BRIEF: Below is a set of records; print all of them exactly as written.

SUPPLIED RECORDS:

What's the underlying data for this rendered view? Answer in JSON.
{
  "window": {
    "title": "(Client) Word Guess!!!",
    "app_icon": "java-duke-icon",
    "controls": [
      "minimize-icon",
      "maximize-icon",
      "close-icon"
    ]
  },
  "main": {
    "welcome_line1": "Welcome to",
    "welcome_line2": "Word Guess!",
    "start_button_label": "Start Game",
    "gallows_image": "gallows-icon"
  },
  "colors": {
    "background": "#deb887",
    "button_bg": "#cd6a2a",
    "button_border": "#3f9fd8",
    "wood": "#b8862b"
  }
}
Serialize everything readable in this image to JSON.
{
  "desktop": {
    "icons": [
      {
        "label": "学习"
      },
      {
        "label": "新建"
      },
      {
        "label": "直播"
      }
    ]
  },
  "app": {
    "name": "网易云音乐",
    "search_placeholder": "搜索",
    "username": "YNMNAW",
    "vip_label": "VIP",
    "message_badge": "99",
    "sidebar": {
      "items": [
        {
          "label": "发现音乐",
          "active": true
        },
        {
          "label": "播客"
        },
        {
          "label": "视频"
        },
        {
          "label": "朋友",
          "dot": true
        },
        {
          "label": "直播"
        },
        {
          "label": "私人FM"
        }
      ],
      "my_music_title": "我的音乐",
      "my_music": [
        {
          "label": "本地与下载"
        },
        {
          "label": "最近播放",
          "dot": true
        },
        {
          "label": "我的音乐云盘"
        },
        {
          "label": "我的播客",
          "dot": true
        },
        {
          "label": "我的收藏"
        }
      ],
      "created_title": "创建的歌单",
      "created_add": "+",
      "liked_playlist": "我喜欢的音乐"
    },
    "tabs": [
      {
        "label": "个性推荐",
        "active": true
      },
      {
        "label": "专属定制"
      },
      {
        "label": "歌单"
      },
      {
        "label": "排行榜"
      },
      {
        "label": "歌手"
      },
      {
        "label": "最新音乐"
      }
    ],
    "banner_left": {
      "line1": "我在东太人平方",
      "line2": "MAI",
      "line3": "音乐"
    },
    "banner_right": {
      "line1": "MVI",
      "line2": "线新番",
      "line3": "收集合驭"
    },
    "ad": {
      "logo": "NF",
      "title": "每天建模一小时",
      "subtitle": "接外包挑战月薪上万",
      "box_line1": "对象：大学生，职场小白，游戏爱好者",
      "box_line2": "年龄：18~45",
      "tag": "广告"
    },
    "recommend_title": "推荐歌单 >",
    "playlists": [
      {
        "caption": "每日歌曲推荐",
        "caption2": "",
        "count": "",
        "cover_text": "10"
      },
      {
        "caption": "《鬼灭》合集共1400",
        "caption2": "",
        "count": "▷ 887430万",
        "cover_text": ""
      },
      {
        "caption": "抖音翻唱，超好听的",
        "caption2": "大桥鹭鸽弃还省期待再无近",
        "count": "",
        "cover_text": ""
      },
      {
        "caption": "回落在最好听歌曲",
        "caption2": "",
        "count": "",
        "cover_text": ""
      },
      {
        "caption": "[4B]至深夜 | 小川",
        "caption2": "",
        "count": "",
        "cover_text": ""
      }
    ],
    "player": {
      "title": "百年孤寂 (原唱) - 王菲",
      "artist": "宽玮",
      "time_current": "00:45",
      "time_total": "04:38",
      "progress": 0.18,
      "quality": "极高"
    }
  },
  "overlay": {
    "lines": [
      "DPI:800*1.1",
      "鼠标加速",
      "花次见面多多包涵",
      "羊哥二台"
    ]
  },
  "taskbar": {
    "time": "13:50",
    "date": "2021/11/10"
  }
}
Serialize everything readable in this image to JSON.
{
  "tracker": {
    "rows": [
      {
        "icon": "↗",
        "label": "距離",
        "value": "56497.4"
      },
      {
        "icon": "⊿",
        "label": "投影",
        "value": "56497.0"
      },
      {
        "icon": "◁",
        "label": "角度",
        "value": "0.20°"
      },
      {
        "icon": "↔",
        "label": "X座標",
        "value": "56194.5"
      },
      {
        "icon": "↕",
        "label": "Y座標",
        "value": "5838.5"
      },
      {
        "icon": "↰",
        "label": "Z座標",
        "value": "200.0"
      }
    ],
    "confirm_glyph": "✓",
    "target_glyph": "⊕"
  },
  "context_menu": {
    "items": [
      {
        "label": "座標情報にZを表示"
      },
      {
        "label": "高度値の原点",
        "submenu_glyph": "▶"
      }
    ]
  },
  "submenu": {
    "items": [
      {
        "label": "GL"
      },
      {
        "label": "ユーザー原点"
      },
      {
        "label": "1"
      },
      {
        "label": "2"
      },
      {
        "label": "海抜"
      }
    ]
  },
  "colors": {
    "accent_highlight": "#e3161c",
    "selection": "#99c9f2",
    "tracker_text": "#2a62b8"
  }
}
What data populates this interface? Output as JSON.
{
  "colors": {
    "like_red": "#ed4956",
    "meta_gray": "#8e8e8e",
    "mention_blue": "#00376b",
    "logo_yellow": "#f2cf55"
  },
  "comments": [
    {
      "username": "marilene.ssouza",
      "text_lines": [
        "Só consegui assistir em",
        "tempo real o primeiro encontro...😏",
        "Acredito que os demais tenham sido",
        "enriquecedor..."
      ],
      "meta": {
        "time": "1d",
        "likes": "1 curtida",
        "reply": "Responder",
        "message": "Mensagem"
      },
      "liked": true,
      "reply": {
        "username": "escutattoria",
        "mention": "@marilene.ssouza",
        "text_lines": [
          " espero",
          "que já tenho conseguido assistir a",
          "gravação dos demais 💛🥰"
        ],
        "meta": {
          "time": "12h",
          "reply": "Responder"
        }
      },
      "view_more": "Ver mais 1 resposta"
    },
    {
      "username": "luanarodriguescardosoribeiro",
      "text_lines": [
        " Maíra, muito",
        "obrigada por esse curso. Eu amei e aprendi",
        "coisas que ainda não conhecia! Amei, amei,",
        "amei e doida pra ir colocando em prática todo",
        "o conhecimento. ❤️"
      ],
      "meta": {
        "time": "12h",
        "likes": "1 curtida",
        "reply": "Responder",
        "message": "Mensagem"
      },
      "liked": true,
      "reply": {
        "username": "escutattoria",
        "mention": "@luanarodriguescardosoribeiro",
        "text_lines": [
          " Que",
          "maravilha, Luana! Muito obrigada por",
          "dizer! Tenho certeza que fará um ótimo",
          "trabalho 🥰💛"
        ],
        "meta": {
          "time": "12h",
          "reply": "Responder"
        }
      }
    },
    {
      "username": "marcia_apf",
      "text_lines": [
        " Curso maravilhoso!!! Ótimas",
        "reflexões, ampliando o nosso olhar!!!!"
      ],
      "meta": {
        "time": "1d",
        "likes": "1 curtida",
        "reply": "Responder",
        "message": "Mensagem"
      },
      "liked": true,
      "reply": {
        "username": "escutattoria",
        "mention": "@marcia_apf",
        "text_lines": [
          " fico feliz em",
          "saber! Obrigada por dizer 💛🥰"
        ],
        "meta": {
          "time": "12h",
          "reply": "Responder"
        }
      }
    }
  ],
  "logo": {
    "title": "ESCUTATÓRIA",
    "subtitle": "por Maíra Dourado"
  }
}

RESULT FOR THIS TASK:
What's the underlying data for this rendered view? Answer in JSON.
{
  "window": {
    "title": "(Client) Word Guess!!!",
    "app_icon": "java-duke-icon",
    "controls": [
      "minimize-icon",
      "maximize-icon",
      "close-icon"
    ]
  },
  "main": {
    "welcome_line1": "Welcome to",
    "welcome_line2": "Word Guess!",
    "start_button_label": "Start Game",
    "gallows_image": "gallows-icon"
  },
  "colors": {
    "background": "#deb887",
    "button_bg": "#cd6a2a",
    "button_border": "#3f9fd8",
    "wood": "#b8862b"
  }
}
Serialize everything readable in this image to JSON.
{
  "desktop": {
    "icons": [
      {
        "label": "学习"
      },
      {
        "label": "新建"
      },
      {
        "label": "直播"
      }
    ]
  },
  "app": {
    "name": "网易云音乐",
    "search_placeholder": "搜索",
    "username": "YNMNAW",
    "vip_label": "VIP",
    "message_badge": "99",
    "sidebar": {
      "items": [
        {
          "label": "发现音乐",
          "active": true
        },
        {
          "label": "播客"
        },
        {
          "label": "视频"
        },
        {
          "label": "朋友",
          "dot": true
        },
        {
          "label": "直播"
        },
        {
          "label": "私人FM"
        }
      ],
      "my_music_title": "我的音乐",
      "my_music": [
        {
          "label": "本地与下载"
        },
        {
          "label": "最近播放",
          "dot": true
        },
        {
          "label": "我的音乐云盘"
        },
        {
          "label": "我的播客",
          "dot": true
        },
        {
          "label": "我的收藏"
        }
      ],
      "created_title": "创建的歌单",
      "created_add": "+",
      "liked_playlist": "我喜欢的音乐"
    },
    "tabs": [
      {
        "label": "个性推荐",
        "active": true
      },
      {
        "label": "专属定制"
      },
      {
        "label": "歌单"
      },
      {
        "label": "排行榜"
      },
      {
        "label": "歌手"
      },
      {
        "label": "最新音乐"
      }
    ],
    "banner_left": {
      "line1": "我在东太人平方",
      "line2": "MAI",
      "line3": "音乐"
    },
    "banner_right": {
      "line1": "MVI",
      "line2": "线新番",
      "line3": "收集合驭"
    },
    "ad": {
      "logo": "NF",
      "title": "每天建模一小时",
      "subtitle": "接外包挑战月薪上万",
      "box_line1": "对象：大学生，职场小白，游戏爱好者",
      "box_line2": "年龄：18~45",
      "tag": "广告"
    },
    "recommend_title": "推荐歌单 >",
    "playlists": [
      {
        "caption": "每日歌曲推荐",
        "caption2": "",
        "count": "",
        "cover_text": "10"
      },
      {
        "caption": "《鬼灭》合集共1400",
        "caption2": "",
        "count": "▷ 887430万",
        "cover_text": ""
      },
      {
        "caption": "抖音翻唱，超好听的",
        "caption2": "大桥鹭鸽弃还省期待再无近",
        "count": "",
        "cover_text": ""
      },
      {
        "caption": "回落在最好听歌曲",
        "caption2": "",
        "count": "",
        "cover_text": ""
      },
      {
        "caption": "[4B]至深夜 | 小川",
        "caption2": "",
        "count": "",
        "cover_text": ""
      }
    ],
    "player": {
      "title": "百年孤寂 (原唱) - 王菲",
      "artist": "宽玮",
      "time_current": "00:45",
      "time_total": "04:38",
      "progress": 0.18,
      "quality": "极高"
    }
  },
  "overlay": {
    "lines": [
      "DPI:800*1.1",
      "鼠标加速",
      "花次见面多多包涵",
      "羊哥二台"
    ]
  },
  "taskbar": {
    "time": "13:50",
    "date": "2021/11/10"
  }
}
Serialize everything readable in this image to JSON.
{
  "tracker": {
    "rows": [
      {
        "icon": "↗",
        "label": "距離",
        "value": "56497.4"
      },
      {
        "icon": "⊿",
        "label": "投影",
        "value": "56497.0"
      },
      {
        "icon": "◁",
        "label": "角度",
        "value": "0.20°"
      },
      {
        "icon": "↔",
        "label": "X座標",
        "value": "56194.5"
      },
      {
        "icon": "↕",
        "label": "Y座標",
        "value": "5838.5"
      },
      {
        "icon": "↰",
        "label": "Z座標",
        "value": "200.0"
      }
    ],
    "confirm_glyph": "✓",
    "target_glyph": "⊕"
  },
  "context_menu": {
    "items": [
      {
        "label": "座標情報にZを表示"
      },
      {
        "label": "高度値の原点",
        "submenu_glyph": "▶"
      }
    ]
  },
  "submenu": {
    "items": [
      {
        "label": "GL"
      },
      {
        "label": "ユーザー原点"
      },
      {
        "label": "1"
      },
      {
        "label": "2"
      },
      {
        "label": "海抜"
      }
    ]
  },
  "colors": {
    "accent_highlight": "#e3161c",
    "selection": "#99c9f2",
    "tracker_text": "#2a62b8"
  }
}
What data populates this interface? Output as JSON.
{
  "colors": {
    "like_red": "#ed4956",
    "meta_gray": "#8e8e8e",
    "mention_blue": "#00376b",
    "logo_yellow": "#f2cf55"
  },
  "comments": [
    {
      "username": "marilene.ssouza",
      "text_lines": [
        "Só consegui assistir em",
        "tempo real o primeiro encontro...😏",
        "Acredito que os demais tenham sido",
        "enriquecedor..."
      ],
      "meta": {
        "time": "1d",
        "likes": "1 curtida",
        "reply": "Responder",
        "message": "Mensagem"
      },
      "liked": true,
      "reply": {
        "username": "escutattoria",
        "mention": "@marilene.ssouza",
        "text_lines": [
          " espero",
          "que já tenho conseguido assistir a",
          "gravação dos demais 💛🥰"
        ],
        "meta": {
          "time": "12h",
          "reply": "Responder"
        }
      },
      "view_more": "Ver mais 1 resposta"
    },
    {
      "username": "luanarodriguescardosoribeiro",
      "text_lines": [
        " Maíra, muito",
        "obrigada por esse curso. Eu amei e aprendi",
        "coisas que ainda não conhecia! Amei, amei,",
        "amei e doida pra ir colocando em prática todo",
        "o conhecimento. ❤️"
      ],
      "meta": {
        "time": "12h",
        "likes": "1 curtida",
        "reply": "Responder",
        "message": "Mensagem"
      },
      "liked": true,
      "reply": {
        "username": "escutattoria",
        "mention": "@luanarodriguescardosoribeiro",
        "text_lines": [
          " Que",
          "maravilha, Luana! Muito obrigada por",
          "dizer! Tenho certeza que fará um ótimo",
          "trabalho 🥰💛"
        ],
        "meta": {
          "time": "12h",
          "reply": "Responder"
        }
      }
    },
    {
      "username": "marcia_apf",
      "text_lines": [
        " Curso maravilhoso!!! Ótimas",
        "reflexões, ampliando o nosso olhar!!!!"
      ],
      "meta": {
        "time": "1d",
        "likes": "1 curtida",
        "reply": "Responder",
        "message": "Mensagem"
      },
      "liked": true,
      "reply": {
        "username": "escutattoria",
        "mention": "@marcia_apf",
        "text_lines": [
          " fico feliz em",
          "saber! Obrigada por dizer 💛🥰"
        ],
        "meta": {
          "time": "12h",
          "reply": "Responder"
        }
      }
    }
  ],
  "logo": {
    "title": "ESCUTATÓRIA",
    "subtitle": "por Maíra Dourado"
  }
}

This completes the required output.